TASK DETAILS: All the entries need to be quoted exactly, apart from the pictures, which you should drop.

***** ROWS

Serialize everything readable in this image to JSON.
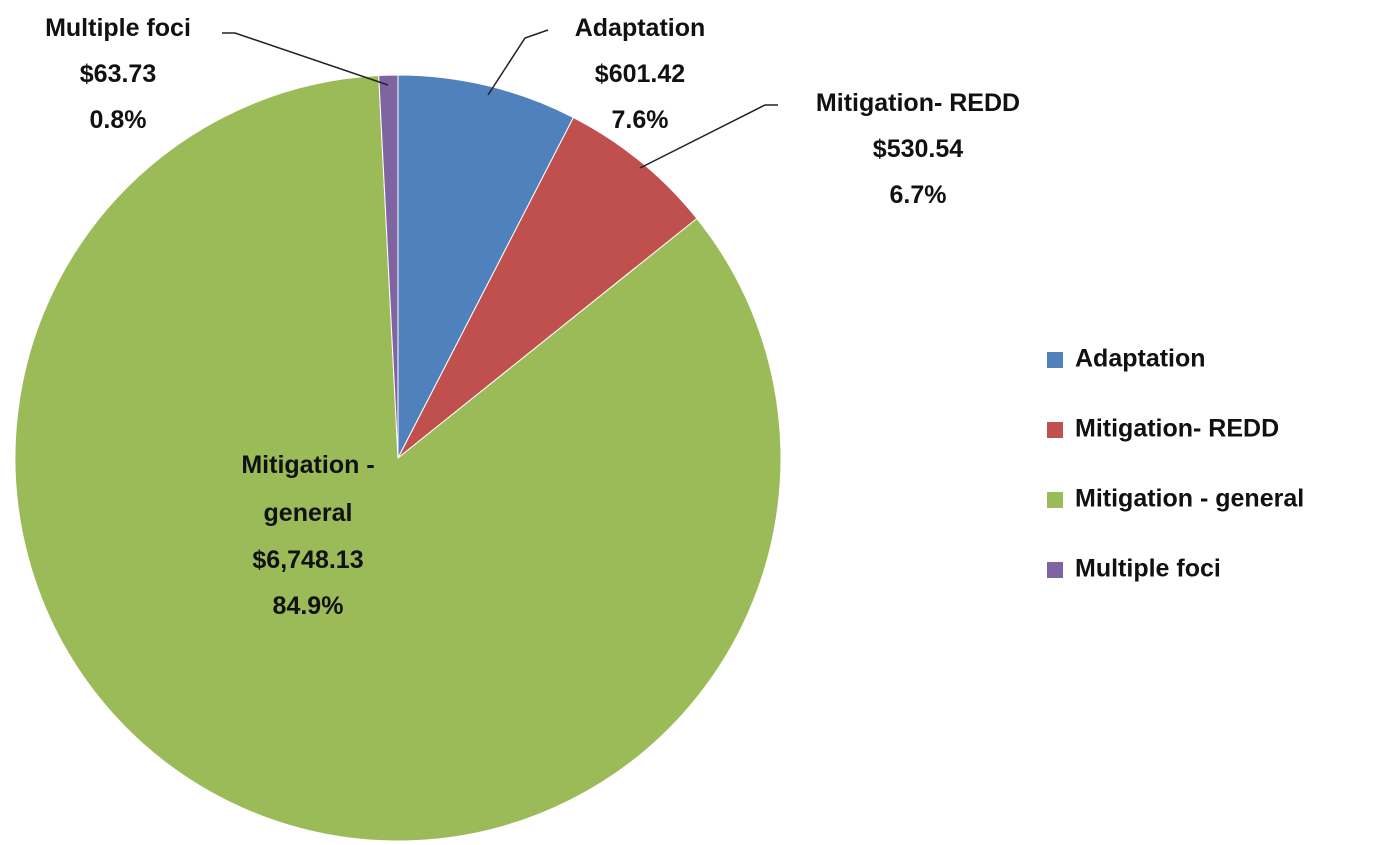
{
  "chart_data": {
    "type": "pie",
    "categories": [
      "Adaptation",
      "Mitigation- REDD",
      "Mitigation - general",
      "Multiple foci"
    ],
    "values": [
      601.42,
      530.54,
      6748.13,
      63.73
    ],
    "value_labels": [
      "$601.42",
      "$530.54",
      "$6,748.13",
      "$63.73"
    ],
    "percent_labels": [
      "7.6%",
      "6.7%",
      "84.9%",
      "0.8%"
    ],
    "colors": [
      "#4f81bd",
      "#c0504d",
      "#9bbb59",
      "#8064a2"
    ],
    "legend": "right"
  }
}
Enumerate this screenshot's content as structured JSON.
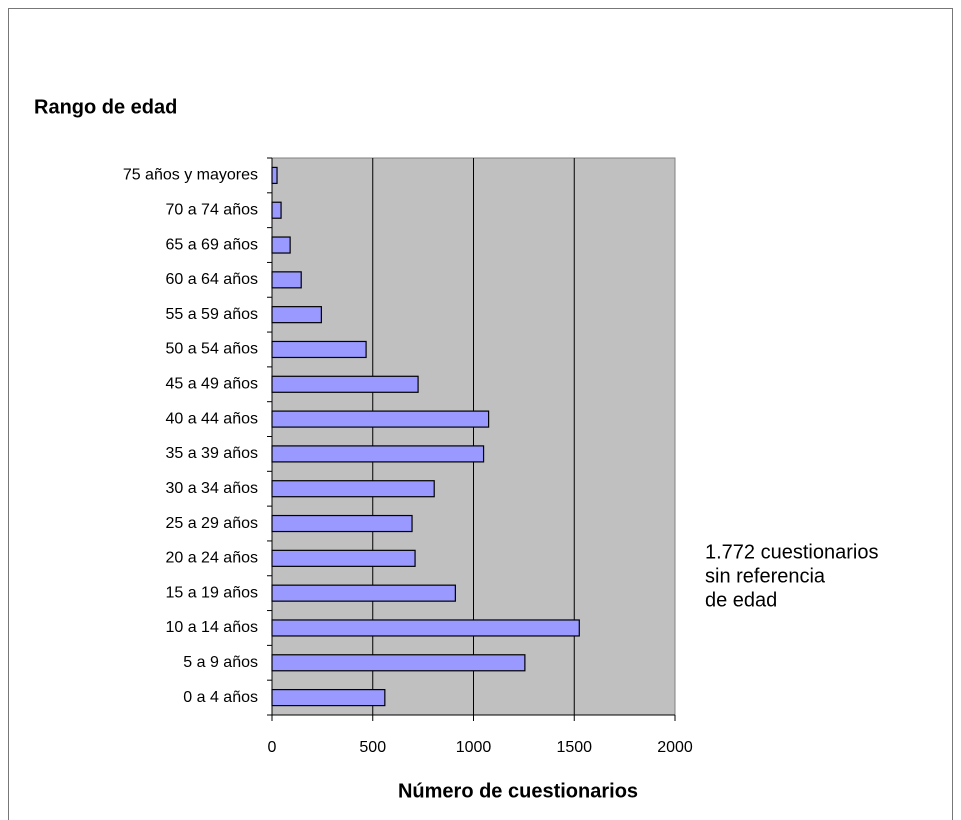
{
  "chart_data": {
    "type": "bar",
    "orientation": "horizontal",
    "title": "Rango de edad",
    "x_label": "Número de cuestionarios",
    "annotation": [
      "1.772 cuestionarios",
      "sin referencia",
      "de edad"
    ],
    "categories": [
      "0 a 4 años",
      "5 a 9 años",
      "10 a 14 años",
      "15 a 19 años",
      "20 a 24 años",
      "25 a 29 años",
      "30 a 34 años",
      "35 a 39 años",
      "40 a 44 años",
      "45 a 49 años",
      "50 a 54 años",
      "55 a 59 años",
      "60 a 64 años",
      "65 a 69 años",
      "70 a 74 años",
      "75 años y mayores"
    ],
    "values": [
      560,
      1255,
      1525,
      910,
      710,
      695,
      805,
      1050,
      1075,
      725,
      467,
      245,
      145,
      90,
      45,
      25
    ],
    "color": "#9999ff",
    "xlim": [
      0,
      2000
    ],
    "xticks": [
      0,
      500,
      1000,
      1500,
      2000
    ],
    "grid": true
  }
}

**********

THE RESULT:
Serialize everything readable in this image to JSON.
{
  "chart_data": {
    "type": "pie",
    "categories": [
      "Adaptation",
      "Mitigation- REDD",
      "Mitigation - general",
      "Multiple foci"
    ],
    "values": [
      601.42,
      530.54,
      6748.13,
      63.73
    ],
    "value_labels": [
      "$601.42",
      "$530.54",
      "$6,748.13",
      "$63.73"
    ],
    "percent_labels": [
      "7.6%",
      "6.7%",
      "84.9%",
      "0.8%"
    ],
    "colors": [
      "#4f81bd",
      "#c0504d",
      "#9bbb59",
      "#8064a2"
    ],
    "legend": "right"
  }
}
Enumerate this screenshot's content as structured JSON.
{
  "chart_data": {
    "type": "bar",
    "orientation": "horizontal",
    "title": "Rango de edad",
    "x_label": "Número de cuestionarios",
    "annotation": [
      "1.772 cuestionarios",
      "sin referencia",
      "de edad"
    ],
    "categories": [
      "0 a 4 años",
      "5 a 9 años",
      "10 a 14 años",
      "15 a 19 años",
      "20 a 24 años",
      "25 a 29 años",
      "30 a 34 años",
      "35 a 39 años",
      "40 a 44 años",
      "45 a 49 años",
      "50 a 54 años",
      "55 a 59 años",
      "60 a 64 años",
      "65 a 69 años",
      "70 a 74 años",
      "75 años y mayores"
    ],
    "values": [
      560,
      1255,
      1525,
      910,
      710,
      695,
      805,
      1050,
      1075,
      725,
      467,
      245,
      145,
      90,
      45,
      25
    ],
    "color": "#9999ff",
    "xlim": [
      0,
      2000
    ],
    "xticks": [
      0,
      500,
      1000,
      1500,
      2000
    ],
    "grid": true
  }
}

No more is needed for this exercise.